:: TO DO ::
Repeat each entry as written and leave the images out of the copy.

---------- SUPPLIED DATA

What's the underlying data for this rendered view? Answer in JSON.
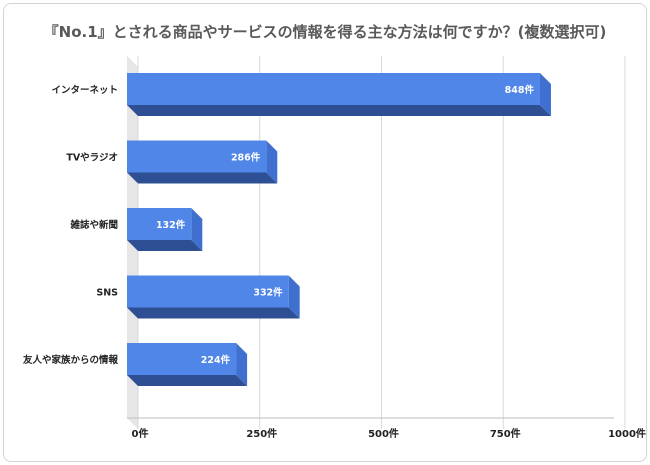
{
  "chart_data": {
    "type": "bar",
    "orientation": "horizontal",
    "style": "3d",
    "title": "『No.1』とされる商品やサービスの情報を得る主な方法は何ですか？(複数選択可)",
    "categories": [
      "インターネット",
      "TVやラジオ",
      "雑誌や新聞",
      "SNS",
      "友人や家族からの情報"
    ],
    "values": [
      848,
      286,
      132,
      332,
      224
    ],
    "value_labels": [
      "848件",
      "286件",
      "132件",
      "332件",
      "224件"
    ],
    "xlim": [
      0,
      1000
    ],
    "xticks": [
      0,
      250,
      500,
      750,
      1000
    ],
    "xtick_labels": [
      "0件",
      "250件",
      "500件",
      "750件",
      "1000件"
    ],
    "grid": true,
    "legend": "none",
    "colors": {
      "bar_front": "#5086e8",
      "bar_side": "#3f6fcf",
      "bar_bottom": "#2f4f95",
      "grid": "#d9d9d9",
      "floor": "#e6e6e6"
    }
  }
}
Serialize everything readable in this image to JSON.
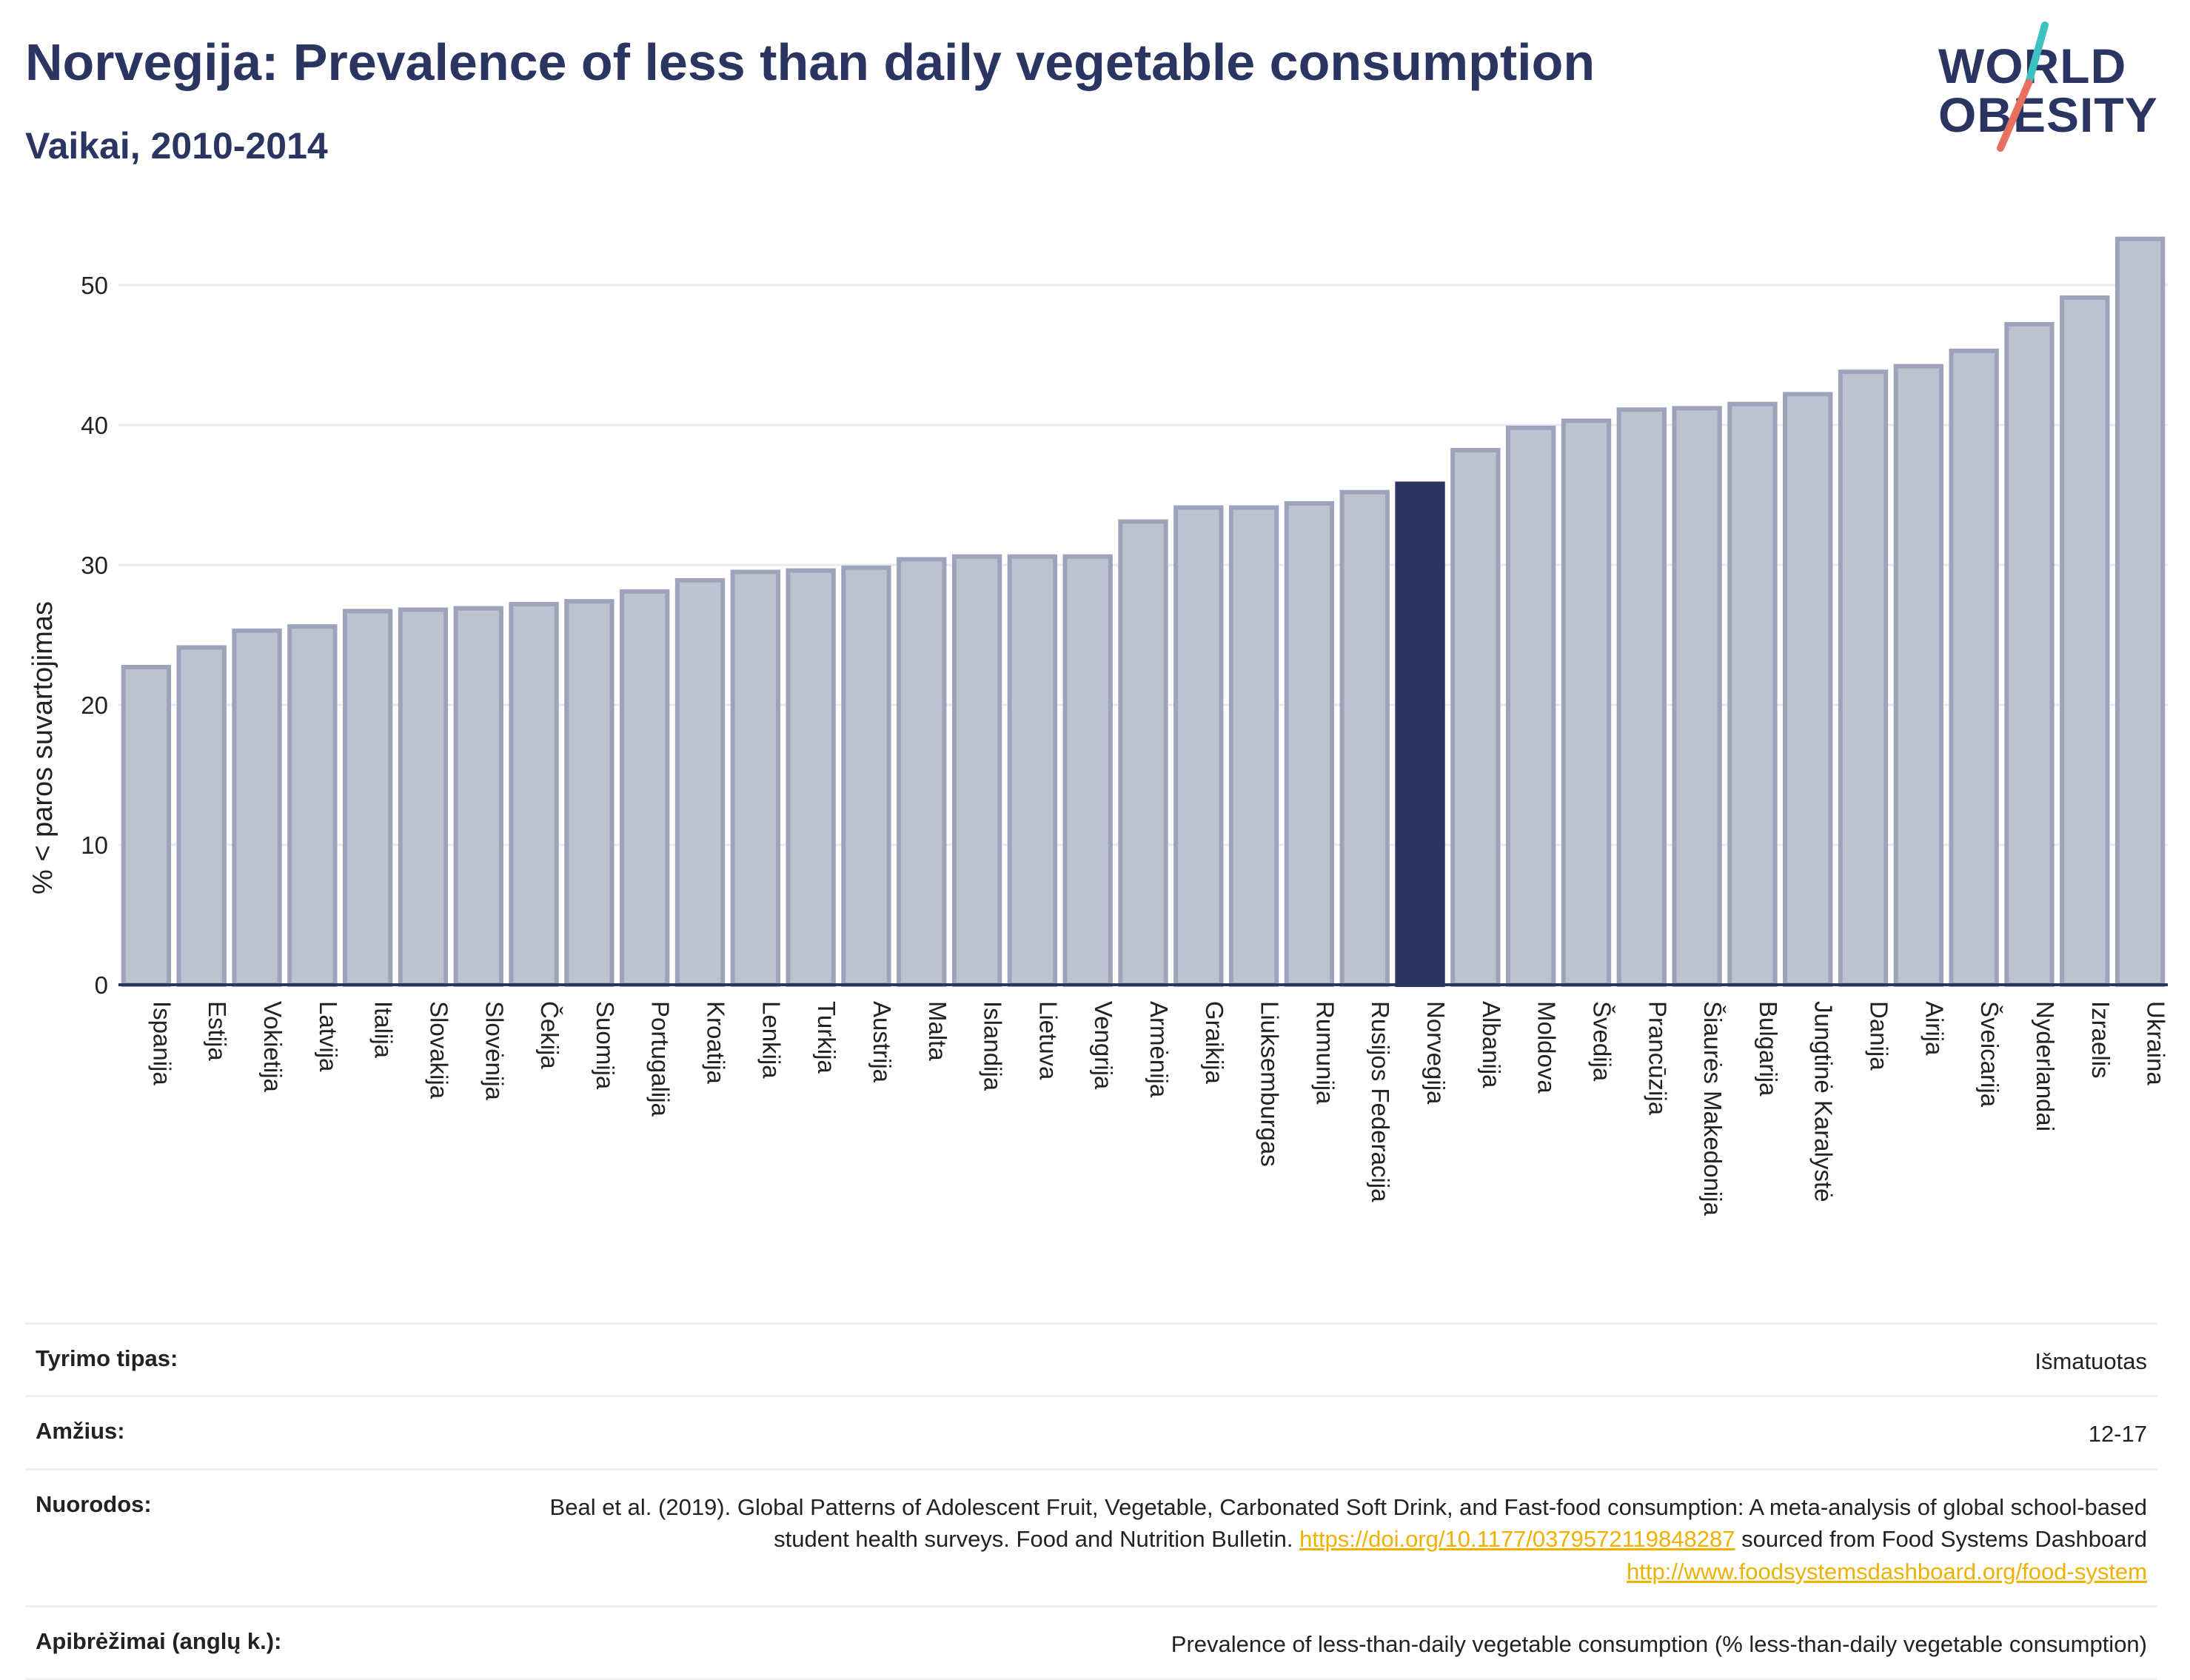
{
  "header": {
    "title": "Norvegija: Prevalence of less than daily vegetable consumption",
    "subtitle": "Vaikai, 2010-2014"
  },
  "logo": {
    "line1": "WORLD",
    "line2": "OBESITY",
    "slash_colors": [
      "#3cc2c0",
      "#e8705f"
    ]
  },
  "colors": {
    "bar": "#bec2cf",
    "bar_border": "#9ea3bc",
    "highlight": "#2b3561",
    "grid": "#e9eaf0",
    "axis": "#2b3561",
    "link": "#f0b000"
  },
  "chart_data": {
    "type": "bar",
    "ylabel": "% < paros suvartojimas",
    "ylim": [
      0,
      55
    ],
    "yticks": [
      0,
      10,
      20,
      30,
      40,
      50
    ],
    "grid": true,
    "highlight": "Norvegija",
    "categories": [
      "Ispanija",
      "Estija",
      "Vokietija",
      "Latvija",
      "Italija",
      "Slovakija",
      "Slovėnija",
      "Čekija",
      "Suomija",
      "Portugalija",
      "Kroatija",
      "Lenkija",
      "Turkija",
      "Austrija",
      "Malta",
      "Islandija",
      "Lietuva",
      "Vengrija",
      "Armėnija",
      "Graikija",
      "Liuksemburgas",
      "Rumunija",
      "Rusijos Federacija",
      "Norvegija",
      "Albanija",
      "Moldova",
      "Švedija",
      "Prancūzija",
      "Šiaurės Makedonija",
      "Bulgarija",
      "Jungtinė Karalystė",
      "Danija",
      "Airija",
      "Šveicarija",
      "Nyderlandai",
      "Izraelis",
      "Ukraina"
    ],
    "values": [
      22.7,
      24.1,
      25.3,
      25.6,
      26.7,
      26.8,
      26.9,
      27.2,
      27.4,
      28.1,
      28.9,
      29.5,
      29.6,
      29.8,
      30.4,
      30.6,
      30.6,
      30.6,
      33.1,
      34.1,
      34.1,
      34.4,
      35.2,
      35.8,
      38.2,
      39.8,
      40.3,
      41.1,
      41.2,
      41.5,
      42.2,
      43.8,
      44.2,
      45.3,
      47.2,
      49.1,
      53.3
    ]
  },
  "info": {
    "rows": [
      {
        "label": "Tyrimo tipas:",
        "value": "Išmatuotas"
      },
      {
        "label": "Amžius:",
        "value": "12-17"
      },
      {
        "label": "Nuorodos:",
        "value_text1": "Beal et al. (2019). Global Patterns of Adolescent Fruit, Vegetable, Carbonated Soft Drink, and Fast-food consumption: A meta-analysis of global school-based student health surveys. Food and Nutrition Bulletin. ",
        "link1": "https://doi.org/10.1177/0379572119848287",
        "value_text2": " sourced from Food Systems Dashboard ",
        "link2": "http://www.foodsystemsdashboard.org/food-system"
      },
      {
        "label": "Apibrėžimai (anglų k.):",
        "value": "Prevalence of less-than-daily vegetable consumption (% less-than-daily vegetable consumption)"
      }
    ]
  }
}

--------------------

:: EXPECTED ANSWER ::
What's the underlying data for this rendered view? Answer in JSON.
{
  "chart_data": {
    "type": "bar",
    "orientation": "horizontal",
    "style": "3d",
    "title": "『No.1』とされる商品やサービスの情報を得る主な方法は何ですか？(複数選択可)",
    "categories": [
      "インターネット",
      "TVやラジオ",
      "雑誌や新聞",
      "SNS",
      "友人や家族からの情報"
    ],
    "values": [
      848,
      286,
      132,
      332,
      224
    ],
    "value_labels": [
      "848件",
      "286件",
      "132件",
      "332件",
      "224件"
    ],
    "xlim": [
      0,
      1000
    ],
    "xticks": [
      0,
      250,
      500,
      750,
      1000
    ],
    "xtick_labels": [
      "0件",
      "250件",
      "500件",
      "750件",
      "1000件"
    ],
    "grid": true,
    "legend": "none",
    "colors": {
      "bar_front": "#5086e8",
      "bar_side": "#3f6fcf",
      "bar_bottom": "#2f4f95",
      "grid": "#d9d9d9",
      "floor": "#e6e6e6"
    }
  }
}
Serialize everything readable in this image to JSON.
{
  "header": {
    "title": "Norvegija: Prevalence of less than daily vegetable consumption",
    "subtitle": "Vaikai, 2010-2014"
  },
  "logo": {
    "line1": "WORLD",
    "line2": "OBESITY",
    "slash_colors": [
      "#3cc2c0",
      "#e8705f"
    ]
  },
  "colors": {
    "bar": "#bec2cf",
    "bar_border": "#9ea3bc",
    "highlight": "#2b3561",
    "grid": "#e9eaf0",
    "axis": "#2b3561",
    "link": "#f0b000"
  },
  "chart_data": {
    "type": "bar",
    "ylabel": "% < paros suvartojimas",
    "ylim": [
      0,
      55
    ],
    "yticks": [
      0,
      10,
      20,
      30,
      40,
      50
    ],
    "grid": true,
    "highlight": "Norvegija",
    "categories": [
      "Ispanija",
      "Estija",
      "Vokietija",
      "Latvija",
      "Italija",
      "Slovakija",
      "Slovėnija",
      "Čekija",
      "Suomija",
      "Portugalija",
      "Kroatija",
      "Lenkija",
      "Turkija",
      "Austrija",
      "Malta",
      "Islandija",
      "Lietuva",
      "Vengrija",
      "Armėnija",
      "Graikija",
      "Liuksemburgas",
      "Rumunija",
      "Rusijos Federacija",
      "Norvegija",
      "Albanija",
      "Moldova",
      "Švedija",
      "Prancūzija",
      "Šiaurės Makedonija",
      "Bulgarija",
      "Jungtinė Karalystė",
      "Danija",
      "Airija",
      "Šveicarija",
      "Nyderlandai",
      "Izraelis",
      "Ukraina"
    ],
    "values": [
      22.7,
      24.1,
      25.3,
      25.6,
      26.7,
      26.8,
      26.9,
      27.2,
      27.4,
      28.1,
      28.9,
      29.5,
      29.6,
      29.8,
      30.4,
      30.6,
      30.6,
      30.6,
      33.1,
      34.1,
      34.1,
      34.4,
      35.2,
      35.8,
      38.2,
      39.8,
      40.3,
      41.1,
      41.2,
      41.5,
      42.2,
      43.8,
      44.2,
      45.3,
      47.2,
      49.1,
      53.3
    ]
  },
  "info": {
    "rows": [
      {
        "label": "Tyrimo tipas:",
        "value": "Išmatuotas"
      },
      {
        "label": "Amžius:",
        "value": "12-17"
      },
      {
        "label": "Nuorodos:",
        "value_text1": "Beal et al. (2019). Global Patterns of Adolescent Fruit, Vegetable, Carbonated Soft Drink, and Fast-food consumption: A meta-analysis of global school-based student health surveys. Food and Nutrition Bulletin. ",
        "link1": "https://doi.org/10.1177/0379572119848287",
        "value_text2": " sourced from Food Systems Dashboard ",
        "link2": "http://www.foodsystemsdashboard.org/food-system"
      },
      {
        "label": "Apibrėžimai (anglų k.):",
        "value": "Prevalence of less-than-daily vegetable consumption (% less-than-daily vegetable consumption)"
      }
    ]
  }
}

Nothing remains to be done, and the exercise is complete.